— START OF Exercise input —

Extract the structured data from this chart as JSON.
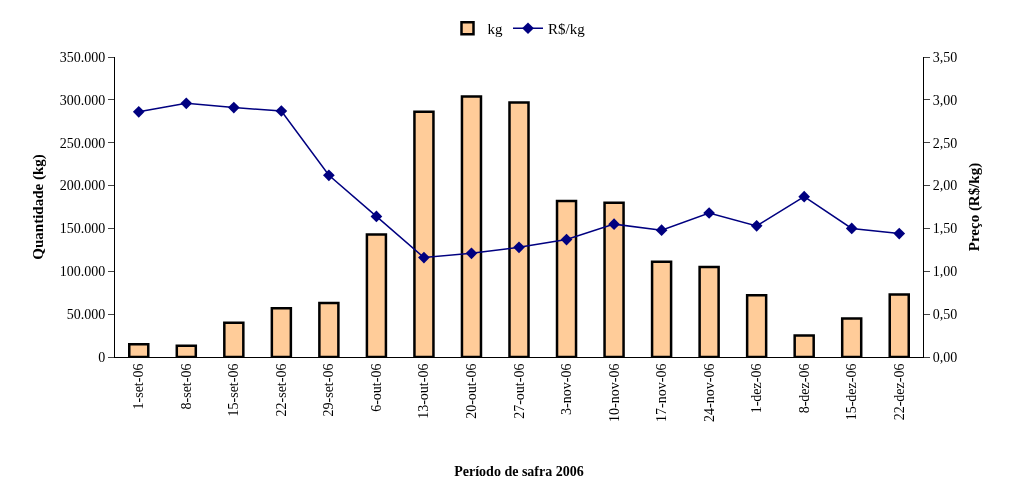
{
  "chart_data": {
    "type": "bar",
    "xlabel": "Período de safra 2006",
    "ylabel": "Quantidade (kg)",
    "y2label": "Preço (R$/kg)",
    "categories": [
      "1-set-06",
      "8-set-06",
      "15-set-06",
      "22-set-06",
      "29-set-06",
      "6-out-06",
      "13-out-06",
      "20-out-06",
      "27-out-06",
      "3-nov-06",
      "10-nov-06",
      "17-nov-06",
      "24-nov-06",
      "1-dez-06",
      "8-dez-06",
      "15-dez-06",
      "22-dez-06"
    ],
    "series": [
      {
        "name": "kg",
        "color": "#ffcc99",
        "values": [
          15000,
          13000,
          40000,
          57000,
          63000,
          143000,
          286000,
          304000,
          297000,
          182000,
          180000,
          111000,
          105000,
          72000,
          25000,
          45000,
          73000
        ]
      },
      {
        "name": "R$/kg",
        "type": "line",
        "axis": "y2",
        "color": "#000080",
        "marker": "diamond",
        "values": [
          2.86,
          2.96,
          2.91,
          2.87,
          2.12,
          1.64,
          1.16,
          1.21,
          1.28,
          1.37,
          1.55,
          1.48,
          1.68,
          1.53,
          1.87,
          1.5,
          1.44
        ]
      }
    ],
    "ylim": [
      0,
      350000
    ],
    "yticks": [
      {
        "value": 0,
        "label": "0"
      },
      {
        "value": 50000,
        "label": "50.000"
      },
      {
        "value": 100000,
        "label": "100.000"
      },
      {
        "value": 150000,
        "label": "150.000"
      },
      {
        "value": 200000,
        "label": "200.000"
      },
      {
        "value": 250000,
        "label": "250.000"
      },
      {
        "value": 300000,
        "label": "300.000"
      },
      {
        "value": 350000,
        "label": "350.000"
      }
    ],
    "y2lim": [
      0,
      3.5
    ],
    "y2ticks": [
      {
        "value": 0,
        "label": "0,00"
      },
      {
        "value": 0.5,
        "label": "0,50"
      },
      {
        "value": 1,
        "label": "1,00"
      },
      {
        "value": 1.5,
        "label": "1,50"
      },
      {
        "value": 2,
        "label": "2,00"
      },
      {
        "value": 2.5,
        "label": "2,50"
      },
      {
        "value": 3,
        "label": "3,00"
      },
      {
        "value": 3.5,
        "label": "3,50"
      }
    ],
    "grid": false,
    "legend": "top"
  }
}
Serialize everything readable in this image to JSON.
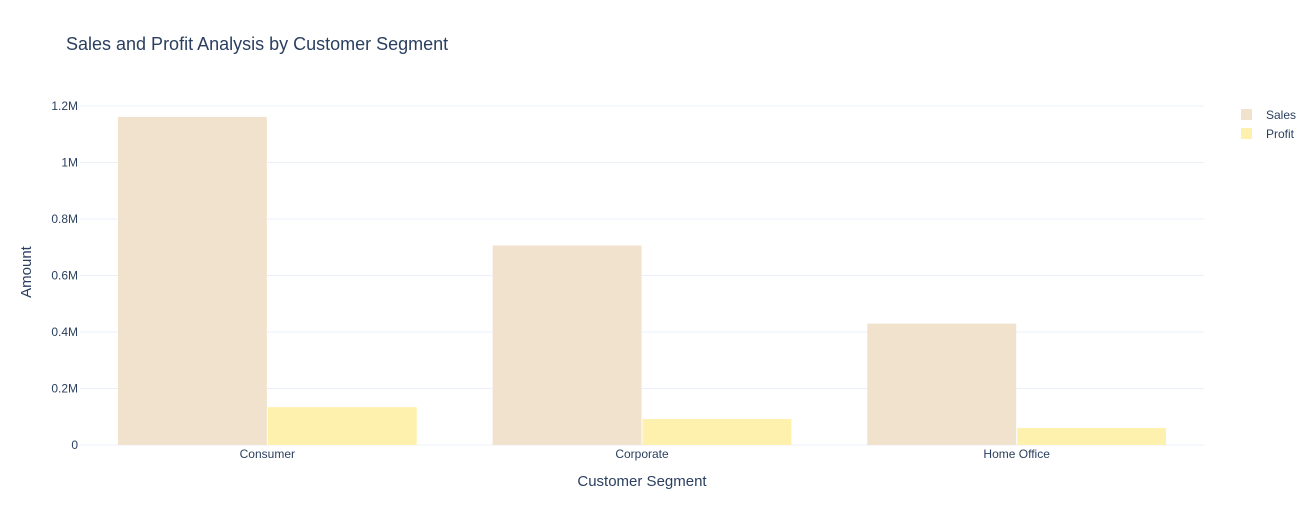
{
  "chart_data": {
    "type": "bar",
    "title": "Sales and Profit Analysis by Customer Segment",
    "xlabel": "Customer Segment",
    "ylabel": "Amount",
    "categories": [
      "Consumer",
      "Corporate",
      "Home Office"
    ],
    "series": [
      {
        "name": "Sales",
        "values": [
          1161401,
          706146,
          429653
        ],
        "color": "#f0e2cc"
      },
      {
        "name": "Profit",
        "values": [
          134119,
          91979,
          60299
        ],
        "color": "#fef1ae"
      }
    ],
    "ylim": [
      0,
      1200000
    ],
    "yticks": [
      {
        "value": 0,
        "label": "0"
      },
      {
        "value": 200000,
        "label": "0.2M"
      },
      {
        "value": 400000,
        "label": "0.4M"
      },
      {
        "value": 600000,
        "label": "0.6M"
      },
      {
        "value": 800000,
        "label": "0.8M"
      },
      {
        "value": 1000000,
        "label": "1M"
      },
      {
        "value": 1200000,
        "label": "1.2M"
      }
    ],
    "grid": true,
    "legend_position": "top-right"
  },
  "colors": {
    "text": "#2a3f5f",
    "grid": "#ebf0f8",
    "axis_line": "#ebf0f8"
  }
}
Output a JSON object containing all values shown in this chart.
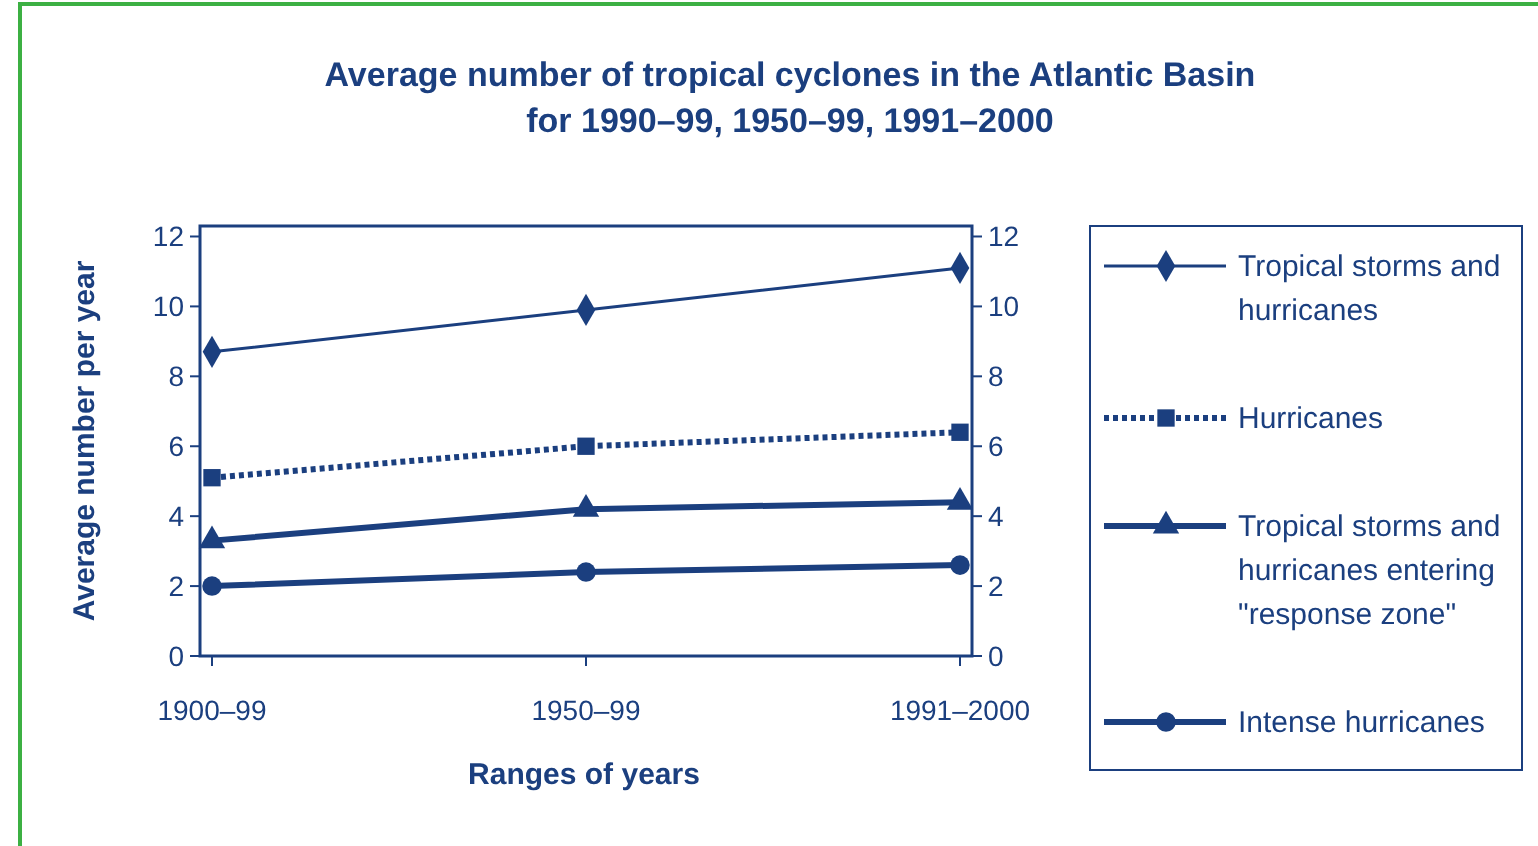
{
  "chart_data": {
    "type": "line",
    "title": "Average number of tropical cyclones in the Atlantic Basin\nfor 1990–99, 1950–99, 1991–2000",
    "xlabel": "Ranges of years",
    "ylabel": "Average number per year",
    "categories": [
      "1900–99",
      "1950–99",
      "1991–2000"
    ],
    "ylim": [
      0,
      12.3
    ],
    "yticks": [
      0,
      2,
      4,
      6,
      8,
      10,
      12
    ],
    "y2lim": [
      0,
      12.3
    ],
    "y2ticks": [
      0,
      2,
      4,
      6,
      8,
      10,
      12
    ],
    "grid": false,
    "legend": "right",
    "series": [
      {
        "name": "Tropical storms and hurricanes",
        "color": "#1b3f7f",
        "marker": "diamond",
        "line_style": "solid",
        "values": [
          8.7,
          9.9,
          11.1
        ]
      },
      {
        "name": "Hurricanes",
        "color": "#1b3f7f",
        "marker": "square",
        "line_style": "dotted",
        "values": [
          5.1,
          6.0,
          6.4
        ]
      },
      {
        "name": "Tropical storms and hurricanes entering \"response zone\"",
        "color": "#1b3f7f",
        "marker": "triangle",
        "line_style": "solid",
        "values": [
          3.3,
          4.2,
          4.4
        ]
      },
      {
        "name": "Intense hurricanes",
        "color": "#1b3f7f",
        "marker": "circle",
        "line_style": "solid",
        "values": [
          2.0,
          2.4,
          2.6
        ]
      }
    ]
  }
}
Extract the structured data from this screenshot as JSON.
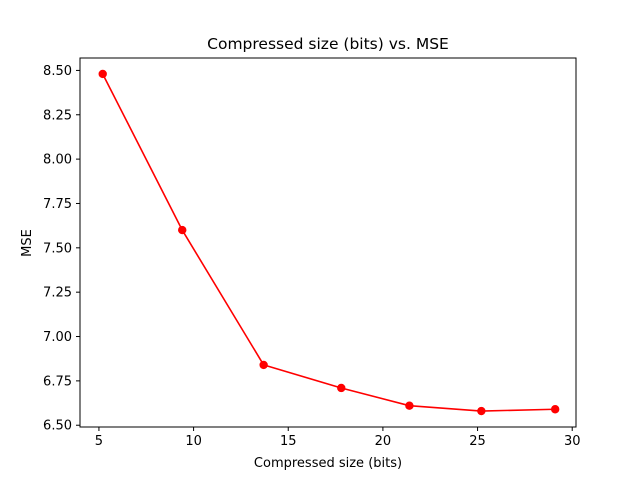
{
  "chart_data": {
    "type": "line",
    "title": "Compressed size (bits) vs. MSE",
    "xlabel": "Compressed size (bits)",
    "ylabel": "MSE",
    "xlim": [
      4.0,
      30.2
    ],
    "ylim": [
      6.49,
      8.57
    ],
    "x_ticks": [
      5,
      10,
      15,
      20,
      25,
      30
    ],
    "y_ticks": [
      6.5,
      6.75,
      7.0,
      7.25,
      7.5,
      7.75,
      8.0,
      8.25,
      8.5
    ],
    "x_tick_labels": [
      "5",
      "10",
      "15",
      "20",
      "25",
      "30"
    ],
    "y_tick_labels": [
      "6.50",
      "6.75",
      "7.00",
      "7.25",
      "7.50",
      "7.75",
      "8.00",
      "8.25",
      "8.50"
    ],
    "grid": false,
    "series": [
      {
        "color": "#ff0000",
        "marker": "circle",
        "x": [
          5.2,
          9.4,
          13.7,
          17.8,
          21.4,
          25.2,
          29.1
        ],
        "y": [
          8.48,
          7.6,
          6.84,
          6.71,
          6.61,
          6.58,
          6.59
        ]
      }
    ]
  }
}
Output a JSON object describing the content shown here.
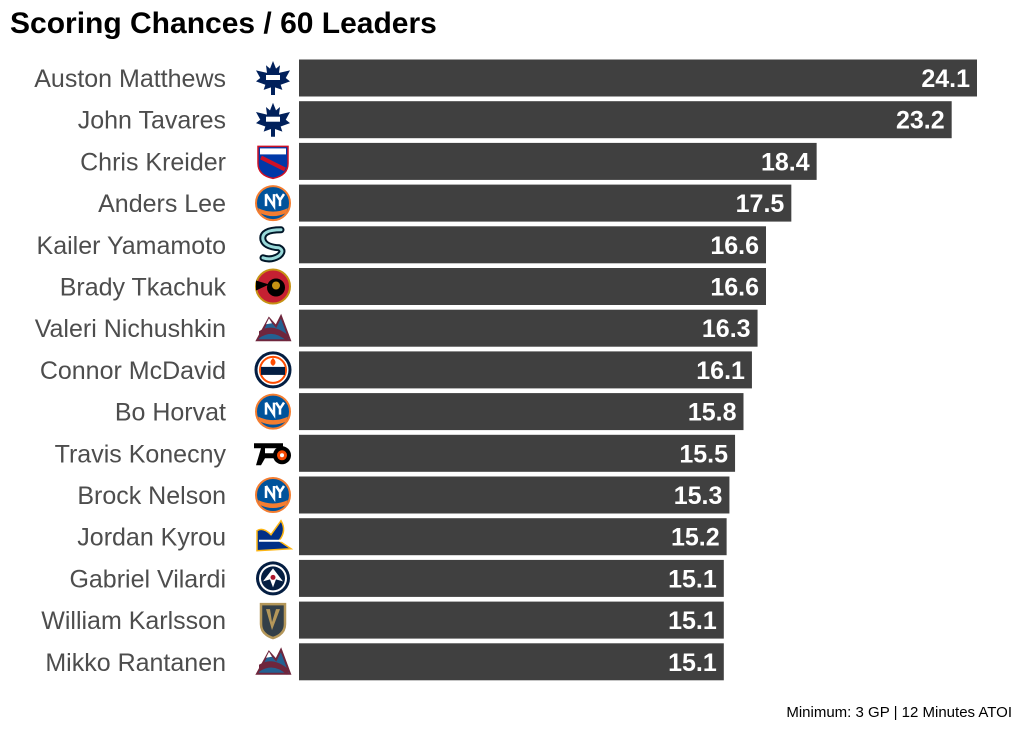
{
  "chart_data": {
    "type": "bar",
    "orientation": "horizontal",
    "title": "Scoring Chances / 60 Leaders",
    "caption": "Minimum: 3 GP | 12 Minutes ATOI",
    "categories": [
      "Auston Matthews",
      "John Tavares",
      "Chris Kreider",
      "Anders Lee",
      "Kailer Yamamoto",
      "Brady Tkachuk",
      "Valeri Nichushkin",
      "Connor McDavid",
      "Bo Horvat",
      "Travis Konecny",
      "Brock Nelson",
      "Jordan Kyrou",
      "Gabriel Vilardi",
      "William Karlsson",
      "Mikko Rantanen"
    ],
    "values": [
      24.1,
      23.2,
      18.4,
      17.5,
      16.6,
      16.6,
      16.3,
      16.1,
      15.8,
      15.5,
      15.3,
      15.2,
      15.1,
      15.1,
      15.1
    ],
    "teams": [
      "maple-leafs",
      "maple-leafs",
      "rangers",
      "islanders",
      "kraken",
      "senators",
      "avalanche",
      "oilers",
      "islanders",
      "flyers",
      "islanders",
      "blues",
      "jets",
      "golden-knights",
      "avalanche"
    ],
    "xlim": [
      0,
      24.1
    ],
    "bar_color": "#404040",
    "value_label_color": "#ffffff",
    "grid": false,
    "legend": "none"
  }
}
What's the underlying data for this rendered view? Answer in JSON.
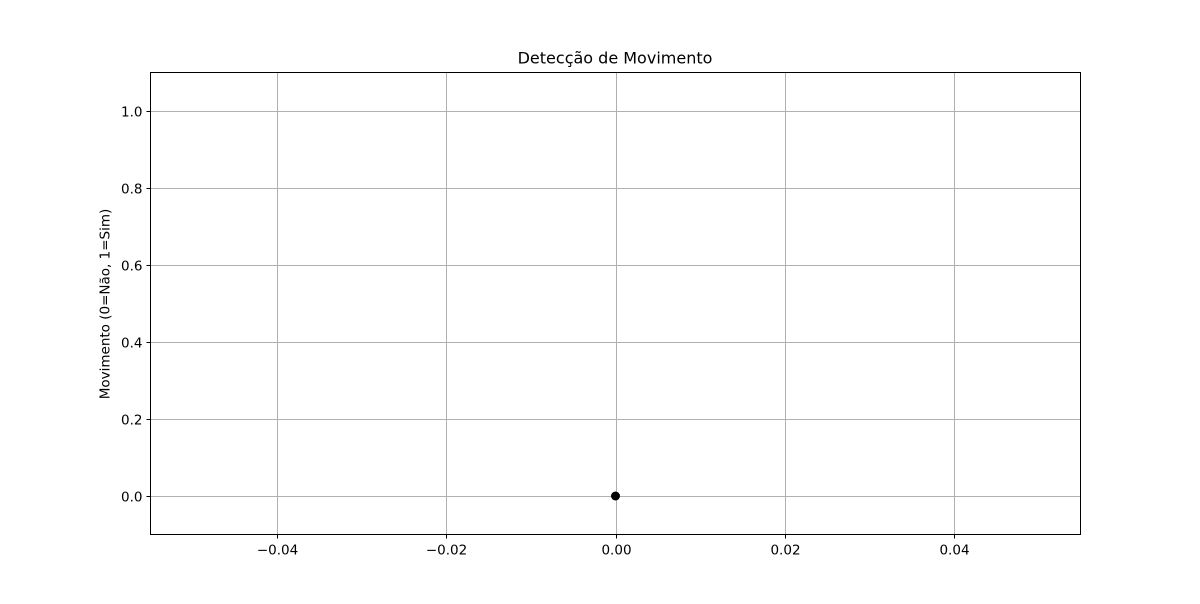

— END OF Exercise input —

Exercise requirements> Repeat the material above in full and unchanged, minus its images.

Answer below>
Extract the structured data from this chart as JSON.
{
  "chart_data": {
    "type": "bar",
    "xlabel": "Período de safra 2006",
    "ylabel": "Quantidade (kg)",
    "y2label": "Preço (R$/kg)",
    "categories": [
      "1-set-06",
      "8-set-06",
      "15-set-06",
      "22-set-06",
      "29-set-06",
      "6-out-06",
      "13-out-06",
      "20-out-06",
      "27-out-06",
      "3-nov-06",
      "10-nov-06",
      "17-nov-06",
      "24-nov-06",
      "1-dez-06",
      "8-dez-06",
      "15-dez-06",
      "22-dez-06"
    ],
    "series": [
      {
        "name": "kg",
        "color": "#ffcc99",
        "values": [
          15000,
          13000,
          40000,
          57000,
          63000,
          143000,
          286000,
          304000,
          297000,
          182000,
          180000,
          111000,
          105000,
          72000,
          25000,
          45000,
          73000
        ]
      },
      {
        "name": "R$/kg",
        "type": "line",
        "axis": "y2",
        "color": "#000080",
        "marker": "diamond",
        "values": [
          2.86,
          2.96,
          2.91,
          2.87,
          2.12,
          1.64,
          1.16,
          1.21,
          1.28,
          1.37,
          1.55,
          1.48,
          1.68,
          1.53,
          1.87,
          1.5,
          1.44
        ]
      }
    ],
    "ylim": [
      0,
      350000
    ],
    "yticks": [
      {
        "value": 0,
        "label": "0"
      },
      {
        "value": 50000,
        "label": "50.000"
      },
      {
        "value": 100000,
        "label": "100.000"
      },
      {
        "value": 150000,
        "label": "150.000"
      },
      {
        "value": 200000,
        "label": "200.000"
      },
      {
        "value": 250000,
        "label": "250.000"
      },
      {
        "value": 300000,
        "label": "300.000"
      },
      {
        "value": 350000,
        "label": "350.000"
      }
    ],
    "y2lim": [
      0,
      3.5
    ],
    "y2ticks": [
      {
        "value": 0,
        "label": "0,00"
      },
      {
        "value": 0.5,
        "label": "0,50"
      },
      {
        "value": 1,
        "label": "1,00"
      },
      {
        "value": 1.5,
        "label": "1,50"
      },
      {
        "value": 2,
        "label": "2,00"
      },
      {
        "value": 2.5,
        "label": "2,50"
      },
      {
        "value": 3,
        "label": "3,00"
      },
      {
        "value": 3.5,
        "label": "3,50"
      }
    ],
    "grid": false,
    "legend": "top"
  }
}
Serialize everything readable in this image to JSON.
{
  "chart_data": {
    "type": "bar",
    "title": "Sales and Profit Analysis by Customer Segment",
    "xlabel": "Customer Segment",
    "ylabel": "Amount",
    "categories": [
      "Consumer",
      "Corporate",
      "Home Office"
    ],
    "series": [
      {
        "name": "Sales",
        "values": [
          1161401,
          706146,
          429653
        ],
        "color": "#f0e2cc"
      },
      {
        "name": "Profit",
        "values": [
          134119,
          91979,
          60299
        ],
        "color": "#fef1ae"
      }
    ],
    "ylim": [
      0,
      1200000
    ],
    "yticks": [
      {
        "value": 0,
        "label": "0"
      },
      {
        "value": 200000,
        "label": "0.2M"
      },
      {
        "value": 400000,
        "label": "0.4M"
      },
      {
        "value": 600000,
        "label": "0.6M"
      },
      {
        "value": 800000,
        "label": "0.8M"
      },
      {
        "value": 1000000,
        "label": "1M"
      },
      {
        "value": 1200000,
        "label": "1.2M"
      }
    ],
    "grid": true,
    "legend_position": "top-right"
  },
  "colors": {
    "text": "#2a3f5f",
    "grid": "#ebf0f8",
    "axis_line": "#ebf0f8"
  }
}
Output a JSON object containing all values shown in this chart.
{
  "chart_data": {
    "type": "line",
    "title": "Average number of tropical cyclones in the Atlantic Basin\nfor 1990–99, 1950–99, 1991–2000",
    "xlabel": "Ranges of years",
    "ylabel": "Average number per year",
    "categories": [
      "1900–99",
      "1950–99",
      "1991–2000"
    ],
    "ylim": [
      0,
      12.3
    ],
    "yticks": [
      0,
      2,
      4,
      6,
      8,
      10,
      12
    ],
    "y2lim": [
      0,
      12.3
    ],
    "y2ticks": [
      0,
      2,
      4,
      6,
      8,
      10,
      12
    ],
    "grid": false,
    "legend": "right",
    "series": [
      {
        "name": "Tropical storms and hurricanes",
        "color": "#1b3f7f",
        "marker": "diamond",
        "line_style": "solid",
        "values": [
          8.7,
          9.9,
          11.1
        ]
      },
      {
        "name": "Hurricanes",
        "color": "#1b3f7f",
        "marker": "square",
        "line_style": "dotted",
        "values": [
          5.1,
          6.0,
          6.4
        ]
      },
      {
        "name": "Tropical storms and hurricanes entering \"response zone\"",
        "color": "#1b3f7f",
        "marker": "triangle",
        "line_style": "solid",
        "values": [
          3.3,
          4.2,
          4.4
        ]
      },
      {
        "name": "Intense hurricanes",
        "color": "#1b3f7f",
        "marker": "circle",
        "line_style": "solid",
        "values": [
          2.0,
          2.4,
          2.6
        ]
      }
    ]
  }
}
Extract the structured data from this screenshot as JSON.
{
  "chart_data": {
    "type": "line",
    "title": "Compressed size (bits) vs. MSE",
    "xlabel": "Compressed size (bits)",
    "ylabel": "MSE",
    "xlim": [
      4.0,
      30.2
    ],
    "ylim": [
      6.49,
      8.57
    ],
    "x_ticks": [
      5,
      10,
      15,
      20,
      25,
      30
    ],
    "y_ticks": [
      6.5,
      6.75,
      7.0,
      7.25,
      7.5,
      7.75,
      8.0,
      8.25,
      8.5
    ],
    "x_tick_labels": [
      "5",
      "10",
      "15",
      "20",
      "25",
      "30"
    ],
    "y_tick_labels": [
      "6.50",
      "6.75",
      "7.00",
      "7.25",
      "7.50",
      "7.75",
      "8.00",
      "8.25",
      "8.50"
    ],
    "grid": false,
    "series": [
      {
        "color": "#ff0000",
        "marker": "circle",
        "x": [
          5.2,
          9.4,
          13.7,
          17.8,
          21.4,
          25.2,
          29.1
        ],
        "y": [
          8.48,
          7.6,
          6.84,
          6.71,
          6.61,
          6.58,
          6.59
        ]
      }
    ]
  }
}
Output a JSON object describing the content shown here.
{
  "chart_data": {
    "type": "bar",
    "orientation": "horizontal",
    "title": "Scoring Chances / 60 Leaders",
    "caption": "Minimum: 3 GP | 12 Minutes ATOI",
    "categories": [
      "Auston Matthews",
      "John Tavares",
      "Chris Kreider",
      "Anders Lee",
      "Kailer Yamamoto",
      "Brady Tkachuk",
      "Valeri Nichushkin",
      "Connor McDavid",
      "Bo Horvat",
      "Travis Konecny",
      "Brock Nelson",
      "Jordan Kyrou",
      "Gabriel Vilardi",
      "William Karlsson",
      "Mikko Rantanen"
    ],
    "values": [
      24.1,
      23.2,
      18.4,
      17.5,
      16.6,
      16.6,
      16.3,
      16.1,
      15.8,
      15.5,
      15.3,
      15.2,
      15.1,
      15.1,
      15.1
    ],
    "teams": [
      "maple-leafs",
      "maple-leafs",
      "rangers",
      "islanders",
      "kraken",
      "senators",
      "avalanche",
      "oilers",
      "islanders",
      "flyers",
      "islanders",
      "blues",
      "jets",
      "golden-knights",
      "avalanche"
    ],
    "xlim": [
      0,
      24.1
    ],
    "bar_color": "#404040",
    "value_label_color": "#ffffff",
    "grid": false,
    "legend": "none"
  }
}
What's the underlying data for this rendered view? Answer in JSON.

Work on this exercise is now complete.